VORLIEGENDER TEXT →
■ ■ ■
Teil 11: Zar und Zarin kamen aus Deutschland

Als Thronfolger ließ Elisabeth den 17jährigen Prinzen Karl Ulrich Peter von Holstein-Gottorf aus dem fernen Schleswig-Holstein kommen, einen Enkel Peters des Großen; und sie wählte aus einer auserlesenen Schar von Anwärterinnen die junge Prinzessin Sophia von Anhalt-Zerbst ihm zur Gattin. Friedrich der Große hatte sie zuvor gemeinsam mit ihrer Mutter nach Berlin eingeladen, wo er sie als seine Tischdame auf ihre Bildung und geistigen Fähigkeiten prüfte. Mit ihren 16 Jahren war sie nicht nur eine hübsche junge Dame, sondern zudem von ungewöhnlicher Intelligenz und nicht nur mit der deutschen, sondern auch der französischen Kultur vertraut.
■ ■ ■
DATENSÄTZE →
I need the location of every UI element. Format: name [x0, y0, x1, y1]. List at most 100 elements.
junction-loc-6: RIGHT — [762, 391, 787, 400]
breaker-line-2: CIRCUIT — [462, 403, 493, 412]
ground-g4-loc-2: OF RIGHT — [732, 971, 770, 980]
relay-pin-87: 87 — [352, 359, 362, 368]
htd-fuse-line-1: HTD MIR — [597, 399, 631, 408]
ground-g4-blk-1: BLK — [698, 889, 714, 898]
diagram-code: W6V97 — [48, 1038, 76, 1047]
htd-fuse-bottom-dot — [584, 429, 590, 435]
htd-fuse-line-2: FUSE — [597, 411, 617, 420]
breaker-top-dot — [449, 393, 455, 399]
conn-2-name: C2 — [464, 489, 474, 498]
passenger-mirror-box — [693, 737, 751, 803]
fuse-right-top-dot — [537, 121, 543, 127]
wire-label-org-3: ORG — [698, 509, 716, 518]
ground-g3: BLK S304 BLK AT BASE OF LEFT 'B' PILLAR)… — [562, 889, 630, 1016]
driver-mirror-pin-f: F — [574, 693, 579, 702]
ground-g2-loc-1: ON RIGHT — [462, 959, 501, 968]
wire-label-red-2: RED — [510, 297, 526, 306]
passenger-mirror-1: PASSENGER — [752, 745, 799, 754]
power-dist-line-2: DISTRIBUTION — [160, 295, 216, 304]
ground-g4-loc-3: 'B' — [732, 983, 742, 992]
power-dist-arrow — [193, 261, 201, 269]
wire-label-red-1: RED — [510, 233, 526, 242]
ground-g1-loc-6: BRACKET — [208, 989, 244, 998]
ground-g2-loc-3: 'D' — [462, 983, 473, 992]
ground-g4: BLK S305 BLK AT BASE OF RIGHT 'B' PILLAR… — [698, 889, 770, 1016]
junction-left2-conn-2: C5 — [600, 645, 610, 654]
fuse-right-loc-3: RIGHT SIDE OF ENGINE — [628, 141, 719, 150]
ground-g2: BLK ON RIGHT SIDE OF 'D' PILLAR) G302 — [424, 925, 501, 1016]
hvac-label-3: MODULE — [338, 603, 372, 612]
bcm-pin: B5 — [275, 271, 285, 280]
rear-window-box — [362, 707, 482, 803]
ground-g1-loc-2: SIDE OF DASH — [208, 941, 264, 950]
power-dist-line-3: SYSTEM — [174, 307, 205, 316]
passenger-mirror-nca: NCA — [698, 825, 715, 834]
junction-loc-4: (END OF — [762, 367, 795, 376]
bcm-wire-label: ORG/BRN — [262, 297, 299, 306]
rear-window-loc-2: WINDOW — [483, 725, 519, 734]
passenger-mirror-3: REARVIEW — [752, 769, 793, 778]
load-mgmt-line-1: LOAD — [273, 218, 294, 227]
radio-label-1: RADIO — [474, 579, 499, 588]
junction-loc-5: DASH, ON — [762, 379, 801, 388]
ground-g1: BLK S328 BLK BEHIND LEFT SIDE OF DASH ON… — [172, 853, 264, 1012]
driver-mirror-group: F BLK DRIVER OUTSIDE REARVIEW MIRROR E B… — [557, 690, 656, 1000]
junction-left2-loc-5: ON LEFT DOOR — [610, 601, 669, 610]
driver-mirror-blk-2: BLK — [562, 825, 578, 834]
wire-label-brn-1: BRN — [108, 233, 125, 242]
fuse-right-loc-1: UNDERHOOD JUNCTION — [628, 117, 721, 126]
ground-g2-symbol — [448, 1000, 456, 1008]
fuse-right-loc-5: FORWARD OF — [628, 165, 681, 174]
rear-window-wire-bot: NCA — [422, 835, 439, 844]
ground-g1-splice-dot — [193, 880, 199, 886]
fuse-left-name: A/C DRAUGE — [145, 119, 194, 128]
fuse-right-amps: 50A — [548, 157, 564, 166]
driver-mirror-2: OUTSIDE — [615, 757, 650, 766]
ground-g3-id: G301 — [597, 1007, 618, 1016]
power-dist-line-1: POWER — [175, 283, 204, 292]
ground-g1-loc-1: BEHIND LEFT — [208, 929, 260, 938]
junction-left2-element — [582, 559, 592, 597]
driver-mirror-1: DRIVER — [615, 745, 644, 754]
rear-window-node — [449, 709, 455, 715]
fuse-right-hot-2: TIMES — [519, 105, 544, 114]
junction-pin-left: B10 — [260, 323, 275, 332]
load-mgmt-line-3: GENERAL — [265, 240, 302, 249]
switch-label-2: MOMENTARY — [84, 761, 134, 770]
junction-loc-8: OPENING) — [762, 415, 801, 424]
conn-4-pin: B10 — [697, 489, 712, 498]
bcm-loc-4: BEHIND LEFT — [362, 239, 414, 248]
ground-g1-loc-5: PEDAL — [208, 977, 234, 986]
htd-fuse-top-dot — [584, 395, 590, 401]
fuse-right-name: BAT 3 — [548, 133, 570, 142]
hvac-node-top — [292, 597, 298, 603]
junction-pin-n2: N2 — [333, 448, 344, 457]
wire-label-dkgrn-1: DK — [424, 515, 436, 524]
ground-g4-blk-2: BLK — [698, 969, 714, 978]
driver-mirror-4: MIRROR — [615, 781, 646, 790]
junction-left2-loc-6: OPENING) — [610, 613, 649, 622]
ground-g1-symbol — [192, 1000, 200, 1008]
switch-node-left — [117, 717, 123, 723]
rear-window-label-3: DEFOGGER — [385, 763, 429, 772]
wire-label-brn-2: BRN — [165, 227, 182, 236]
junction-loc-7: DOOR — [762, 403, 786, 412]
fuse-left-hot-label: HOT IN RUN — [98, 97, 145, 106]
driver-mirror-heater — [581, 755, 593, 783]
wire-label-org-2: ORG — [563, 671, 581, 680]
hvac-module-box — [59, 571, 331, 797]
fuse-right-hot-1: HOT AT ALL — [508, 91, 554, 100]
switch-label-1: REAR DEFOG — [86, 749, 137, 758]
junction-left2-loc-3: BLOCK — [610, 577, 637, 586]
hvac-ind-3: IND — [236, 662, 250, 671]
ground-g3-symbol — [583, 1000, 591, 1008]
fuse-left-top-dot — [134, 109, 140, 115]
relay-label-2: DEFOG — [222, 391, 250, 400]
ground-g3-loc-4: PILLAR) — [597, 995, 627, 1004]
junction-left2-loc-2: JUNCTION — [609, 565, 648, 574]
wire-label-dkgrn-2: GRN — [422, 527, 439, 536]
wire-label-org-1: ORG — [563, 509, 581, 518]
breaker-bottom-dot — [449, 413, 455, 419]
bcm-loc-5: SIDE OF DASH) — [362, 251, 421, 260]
■ ■ ■
AUFGABEN →
**A.** Wer prüfte laut dem Text über Zar und Zarin aus Deutschland die junge Prinzessin Sophia in Berlin auf ihre Bildung und geistigen Fähigkeiten?
**B.** Fassen Sie den Absatz, der mit „Als Thronfolger ließ Elisabeth“ beginnt, aus dem Text über Zar und Zarin aus Deutschland als Stichpunktliste zusammen und behalten Sie dabei die wesentlichen Fakten bei.
**C.** Setzen Sie den Text über Zar und Zarin aus Deutschland ab seinem letzten Satz fort.

SCHRIFTLICHE ANTWORTEN →
**A.** Friedrich der Große prüfte sie, und zwar als seine Tischdame.

**B.**
- Elisabeth ließ den 17-jährigen Prinzen Karl Ulrich Peter von Holstein-Gottorf, einen Enkel Peters des Großen, als Thronfolger aus Schleswig-Holstein kommen.
- Als seine Gattin wählte sie aus einer auserlesenen Schar von Anwärterinnen die junge Prinzessin Sophia von Anhalt-Zerbst.
- Friedrich der Große hatte Sophia zuvor mit ihrer Mutter nach Berlin eingeladen und sie als seine Tischdame auf Bildung und geistige Fähigkeiten geprüft.
- Mit 16 Jahren war Sophia hübsch und ungewöhnlich intelligent.
- Sie war mit der deutschen und der französischen Kultur vertraut.

**C.**
Doch passte dieses Traumpaar nicht so zueinander, wie man hoffte. Karls Kindheit war schwer gewesen: Mit 3 Monaten hatte er die Mutter, mit 11 Jahren den Vater verloren, die Erziehung erreichte seine Seele nicht; er blieb verspielt und linkisch. In der Verlobungszeit wurde sein Gesicht von Pocken entstellt. Während Sophie die Zeit bis zur Hochzeit nutzte, um sich zu akklimatisieren und die russische Sprache und die orthodoxe Religion zu lernen, umgab Karl sich mit Leuten aus seiner Heimat, wohin auch all sein Wünschen und Planen ging. Zudem war er in eine andere Frau verliebt, was er seiner auserwählten Braut schon bei ihrer ersten Begegnung gestanden hatte, nicht gerade zu ihrer Freude. Es wird berichtet, dass er wegen einer nicht behandelten Phimose seinen Ehepflichten nicht nachkommen konnte.


Die jungen Leute wurden auf die Namen Katharina Alexejewna und Peter III. getauft. Am 1. September 1745 wurde die Hochzeit mit großen Festlichkeiten begangen.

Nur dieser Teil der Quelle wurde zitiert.